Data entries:
..........

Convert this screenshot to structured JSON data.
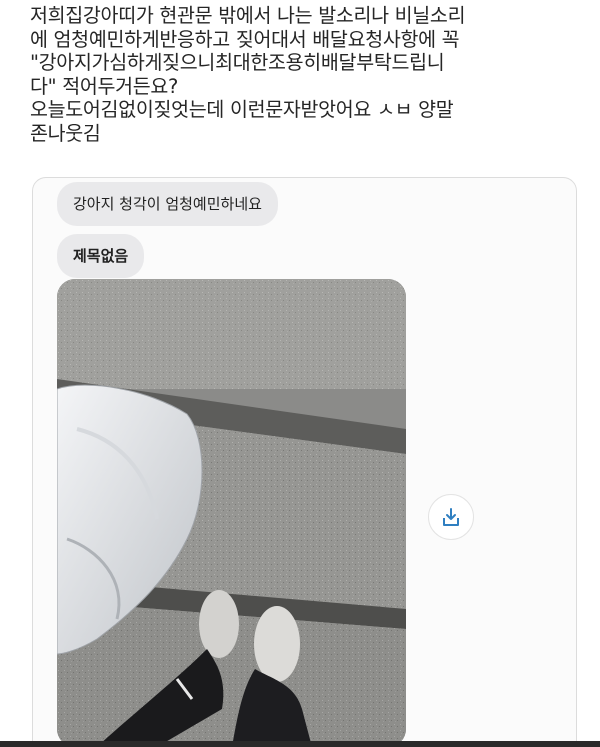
{
  "post": {
    "lines": [
      "저희집강아띠가 현관문 밖에서 나는 발소리나 비닐소리",
      "에 엄청예민하게반응하고 짖어대서 배달요청사항에 꼭",
      "\"강아지가심하게짖으니최대한조용히배달부탁드립니",
      "다\" 적어두거든요?",
      "오늘도어김없이짖엇는데 이런문자받앗어요 ㅅㅂ 양말",
      "존나웃김"
    ]
  },
  "message": {
    "bubble_1": "강아지 청각이 엄청예민하네요",
    "bubble_2": "제목없음",
    "save_icon": "download-icon"
  },
  "colors": {
    "text": "#262626",
    "bubble_bg": "#e9e9eb",
    "icon_accent": "#2f7fc1"
  }
}
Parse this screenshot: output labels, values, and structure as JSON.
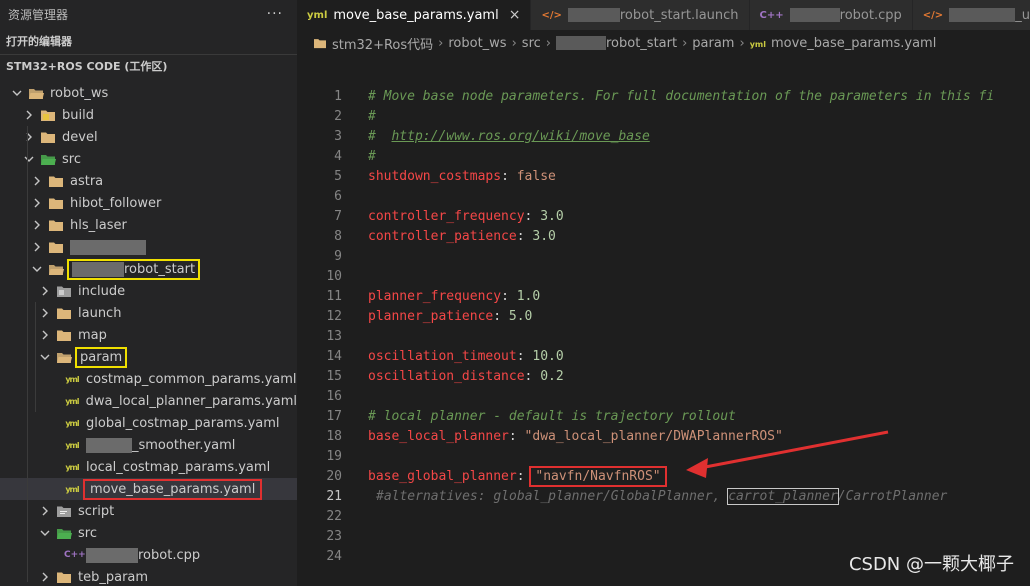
{
  "sidebar": {
    "title": "资源管理器",
    "more": "···",
    "open_editors": "打开的编辑器",
    "workspace": "STM32+ROS CODE (工作区)",
    "tree": [
      {
        "label": "robot_ws",
        "depth": 0,
        "expanded": true,
        "kind": "folder"
      },
      {
        "label": "build",
        "depth": 1,
        "expanded": false,
        "kind": "folder-special"
      },
      {
        "label": "devel",
        "depth": 1,
        "expanded": false,
        "kind": "folder"
      },
      {
        "label": "src",
        "depth": 1,
        "expanded": true,
        "kind": "folder-src"
      },
      {
        "label": "astra",
        "depth": 2,
        "expanded": false,
        "kind": "folder"
      },
      {
        "label": "hibot_follower",
        "depth": 2,
        "expanded": false,
        "kind": "folder"
      },
      {
        "label": "hls_laser",
        "depth": 2,
        "expanded": false,
        "kind": "folder"
      },
      {
        "label": "",
        "depth": 2,
        "expanded": false,
        "kind": "folder",
        "redact": 76
      },
      {
        "label": "robot_start",
        "depth": 2,
        "expanded": true,
        "kind": "folder",
        "redactPrefix": 52,
        "highlight": "yellow"
      },
      {
        "label": "include",
        "depth": 3,
        "expanded": false,
        "kind": "folder-include"
      },
      {
        "label": "launch",
        "depth": 3,
        "expanded": false,
        "kind": "folder"
      },
      {
        "label": "map",
        "depth": 3,
        "expanded": false,
        "kind": "folder"
      },
      {
        "label": "param",
        "depth": 3,
        "expanded": true,
        "kind": "folder",
        "highlight": "yellow"
      },
      {
        "label": "costmap_common_params.yaml",
        "depth": 4,
        "kind": "yaml"
      },
      {
        "label": "dwa_local_planner_params.yaml",
        "depth": 4,
        "kind": "yaml"
      },
      {
        "label": "global_costmap_params.yaml",
        "depth": 4,
        "kind": "yaml"
      },
      {
        "label": "_smoother.yaml",
        "depth": 4,
        "kind": "yaml",
        "redactPrefix": 46
      },
      {
        "label": "local_costmap_params.yaml",
        "depth": 4,
        "kind": "yaml"
      },
      {
        "label": "move_base_params.yaml",
        "depth": 4,
        "kind": "yaml",
        "highlight": "red",
        "selected": true
      },
      {
        "label": "script",
        "depth": 3,
        "expanded": false,
        "kind": "folder-script"
      },
      {
        "label": "src",
        "depth": 3,
        "expanded": true,
        "kind": "folder-src"
      },
      {
        "label": "robot.cpp",
        "depth": 4,
        "kind": "cpp",
        "redactPrefix": 52
      },
      {
        "label": "teb_param",
        "depth": 3,
        "expanded": false,
        "kind": "folder"
      }
    ]
  },
  "tabs": [
    {
      "label": "move_base_params.yaml",
      "icon": "yaml",
      "active": true,
      "close": "×"
    },
    {
      "label": "robot_start.launch",
      "icon": "xml",
      "redactPrefix": 52
    },
    {
      "label": "robot.cpp",
      "icon": "cpp",
      "redactPrefix": 50
    },
    {
      "label": "_urdf.launch",
      "icon": "xml",
      "redactPrefix": 66
    }
  ],
  "breadcrumb": [
    {
      "label": "stm32+Ros代码"
    },
    {
      "label": "robot_ws"
    },
    {
      "label": "src"
    },
    {
      "label": "robot_start",
      "redactPrefix": 50
    },
    {
      "label": "param"
    },
    {
      "label": "move_base_params.yaml"
    }
  ],
  "code": [
    {
      "n": "1",
      "t": "comment",
      "text": "# Move base node parameters. For full documentation of the parameters in this fi"
    },
    {
      "n": "2",
      "t": "comment",
      "text": "#"
    },
    {
      "n": "3",
      "t": "link",
      "prefix": "#  ",
      "text": "http://www.ros.org/wiki/move_base"
    },
    {
      "n": "4",
      "t": "comment",
      "text": "#"
    },
    {
      "n": "5",
      "t": "kv",
      "key": "shutdown_costmaps",
      "value": "false",
      "vt": "bool"
    },
    {
      "n": "6",
      "t": "blank"
    },
    {
      "n": "7",
      "t": "kv",
      "key": "controller_frequency",
      "value": "3.0",
      "vt": "num"
    },
    {
      "n": "8",
      "t": "kv",
      "key": "controller_patience",
      "value": "3.0",
      "vt": "num"
    },
    {
      "n": "9",
      "t": "blank"
    },
    {
      "n": "10",
      "t": "blank"
    },
    {
      "n": "11",
      "t": "kv",
      "key": "planner_frequency",
      "value": "1.0",
      "vt": "num"
    },
    {
      "n": "12",
      "t": "kv",
      "key": "planner_patience",
      "value": "5.0",
      "vt": "num"
    },
    {
      "n": "13",
      "t": "blank"
    },
    {
      "n": "14",
      "t": "kv",
      "key": "oscillation_timeout",
      "value": "10.0",
      "vt": "num"
    },
    {
      "n": "15",
      "t": "kv",
      "key": "oscillation_distance",
      "value": "0.2",
      "vt": "num"
    },
    {
      "n": "16",
      "t": "blank"
    },
    {
      "n": "17",
      "t": "comment",
      "text": "# local planner - default is trajectory rollout"
    },
    {
      "n": "18",
      "t": "kv",
      "key": "base_local_planner",
      "value": "\"dwa_local_planner/DWAPlannerROS\"",
      "vt": "str"
    },
    {
      "n": "19",
      "t": "blank"
    },
    {
      "n": "20",
      "t": "kv",
      "key": "base_global_planner",
      "value": "\"navfn/NavfnROS\"",
      "vt": "str",
      "boxed": true
    },
    {
      "n": "21",
      "t": "hint",
      "current": true,
      "a": "#alternatives: global_planner/GlobalPlanner, ",
      "b": "carrot_planner",
      "c": "/CarrotPlanner"
    },
    {
      "n": "22",
      "t": "blank"
    },
    {
      "n": "23",
      "t": "blank"
    },
    {
      "n": "24",
      "t": "blank"
    }
  ],
  "watermark": "CSDN @一颗大椰子",
  "colors": {
    "arrow": "#e03030",
    "highlight_yellow": "#f0e000",
    "highlight_red": "#e03030"
  }
}
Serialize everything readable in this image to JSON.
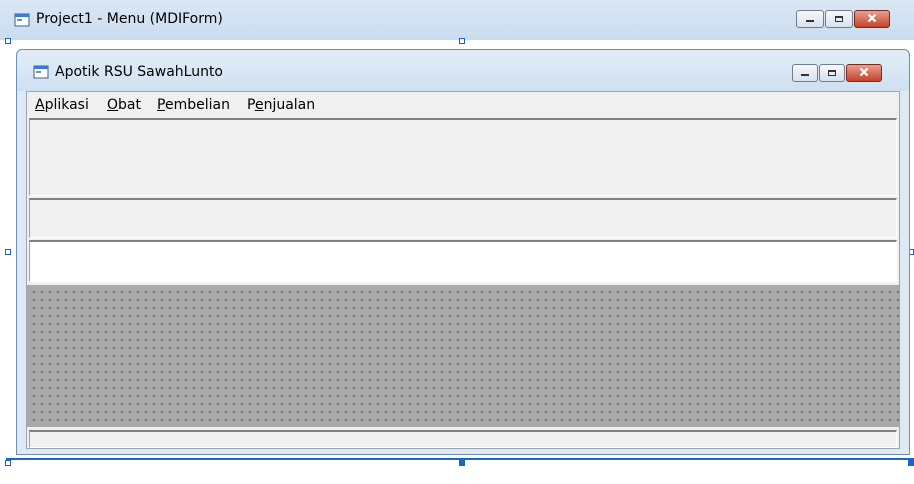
{
  "outer_window": {
    "title": "Project1 - Menu (MDIForm)"
  },
  "inner_window": {
    "title": "Apotik RSU  SawahLunto",
    "menu": [
      {
        "label": "Aplikasi",
        "underline_index": 0
      },
      {
        "label": "Obat",
        "underline_index": 0
      },
      {
        "label": "Pembelian",
        "underline_index": 0
      },
      {
        "label": "Penjualan",
        "underline_index": 1
      }
    ]
  },
  "icons": {
    "window_icon": "form-window-icon",
    "minimize": "minimize-icon",
    "maximize": "maximize-icon",
    "close": "close-icon"
  },
  "colors": {
    "selection_handle": "#1e63c8",
    "close_button": "#c4422a",
    "mdi_background": "#a9a9a9"
  }
}
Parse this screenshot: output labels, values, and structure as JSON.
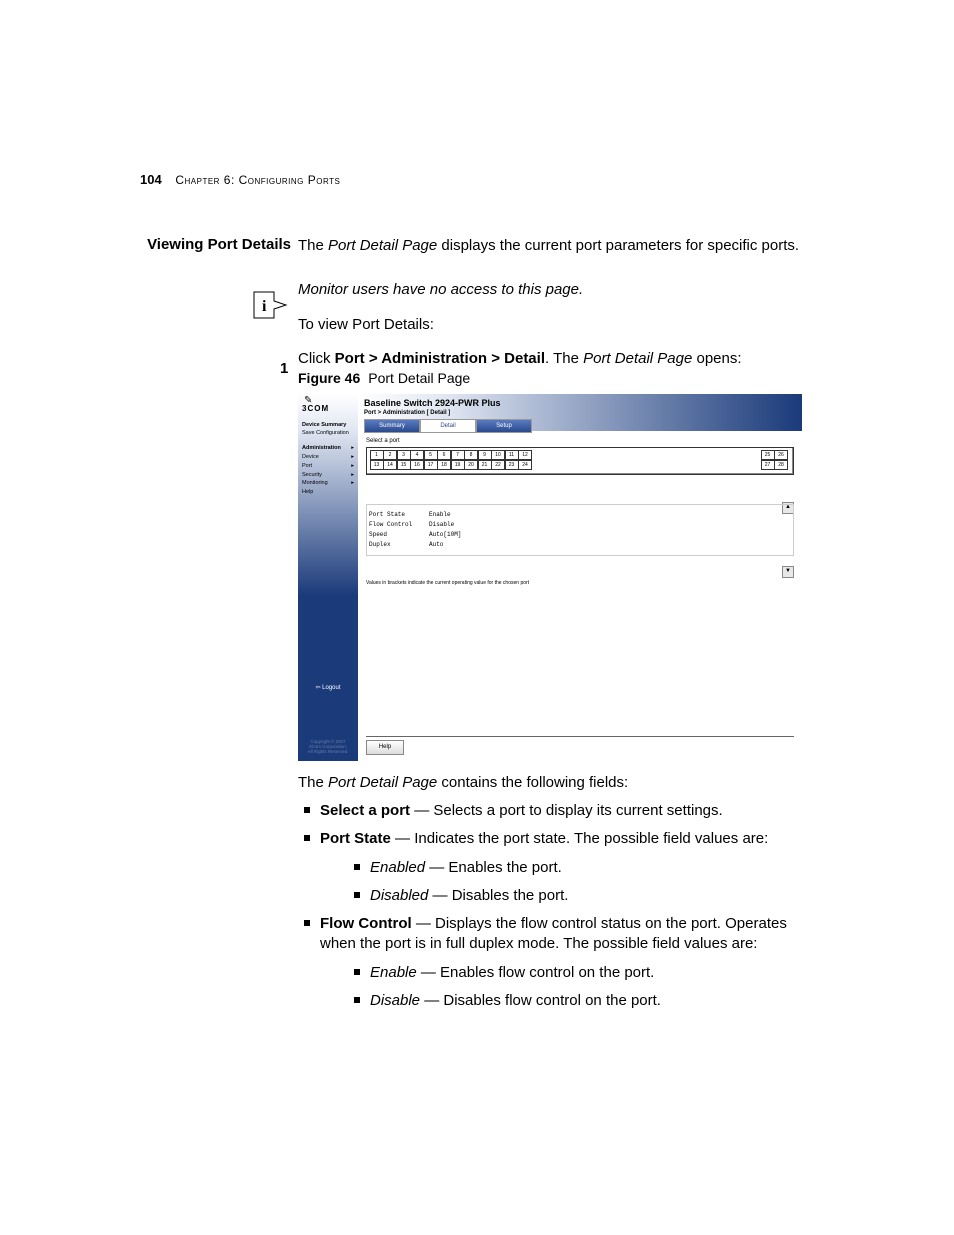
{
  "header": {
    "page_number": "104",
    "chapter": "Chapter 6: Configuring Ports"
  },
  "sidebar_heading": "Viewing Port Details",
  "intro": {
    "pre": "The ",
    "em": "Port Detail Page",
    "post": " displays the current port parameters for specific ports."
  },
  "note": "Monitor users have no access to this page.",
  "lead_in": "To view Port Details:",
  "step": {
    "num": "1",
    "pre": "Click ",
    "bold": "Port > Administration > Detail",
    "mid": ". The ",
    "em": "Port Detail Page",
    "post": " opens:"
  },
  "figure": {
    "label": "Figure 46",
    "caption": "Port Detail Page"
  },
  "screenshot": {
    "logo": "3COM",
    "nav": {
      "device_summary": "Device Summary",
      "save_config": "Save Configuration",
      "items": [
        "Administration",
        "Device",
        "Port",
        "Security",
        "Monitoring",
        "Help"
      ]
    },
    "logout": "Logout",
    "copyright": "Copyright © 2007\n3Com Corporation.\nAll Rights Reserved.",
    "title": "Baseline Switch 2924-PWR Plus",
    "breadcrumb": "Port > Administration [ Detail ]",
    "tabs": {
      "summary": "Summary",
      "detail": "Detail",
      "setup": "Setup"
    },
    "select_label": "Select a port",
    "ports_top": [
      "1",
      "2",
      "3",
      "4",
      "5",
      "6",
      "7",
      "8",
      "9",
      "10",
      "11",
      "12"
    ],
    "ports_bottom": [
      "13",
      "14",
      "15",
      "16",
      "17",
      "18",
      "19",
      "20",
      "21",
      "22",
      "23",
      "24"
    ],
    "ports_right_top": [
      "25",
      "26"
    ],
    "ports_right_bottom": [
      "27",
      "28"
    ],
    "details": {
      "port_state_k": "Port State",
      "port_state_v": "Enable",
      "flow_k": "Flow Control",
      "flow_v": "Disable",
      "speed_k": "Speed",
      "speed_v": "Auto[10M]",
      "duplex_k": "Duplex",
      "duplex_v": "Auto"
    },
    "footnote": "Values in brackets indicate the current operating value for the chosen port",
    "help": "Help"
  },
  "after_fig": {
    "pre": "The ",
    "em": "Port Detail Page",
    "post": " contains the following fields:"
  },
  "bullets": {
    "b1": {
      "term": "Select a port",
      "desc": " — Selects a port to display its current settings."
    },
    "b2": {
      "term": "Port State",
      "desc": " — Indicates the port state. The possible field values are:",
      "sub": [
        {
          "em": "Enabled",
          "desc": " — Enables the port."
        },
        {
          "em": "Disabled",
          "desc": " — Disables the port."
        }
      ]
    },
    "b3": {
      "term": "Flow Control",
      "desc": " — Displays the flow control status on the port. Operates when the port is in full duplex mode. The possible field values are:",
      "sub": [
        {
          "em": "Enable",
          "desc": " — Enables flow control on the port."
        },
        {
          "em": "Disable",
          "desc": " — Disables flow control on the port."
        }
      ]
    }
  }
}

..........

**AIM**
Filter out all lines lacking the word "Disables" and copy the rest.

**THE RESULT**
          "desc": " — Disables the port."
          "desc": " — Disables flow control on the port."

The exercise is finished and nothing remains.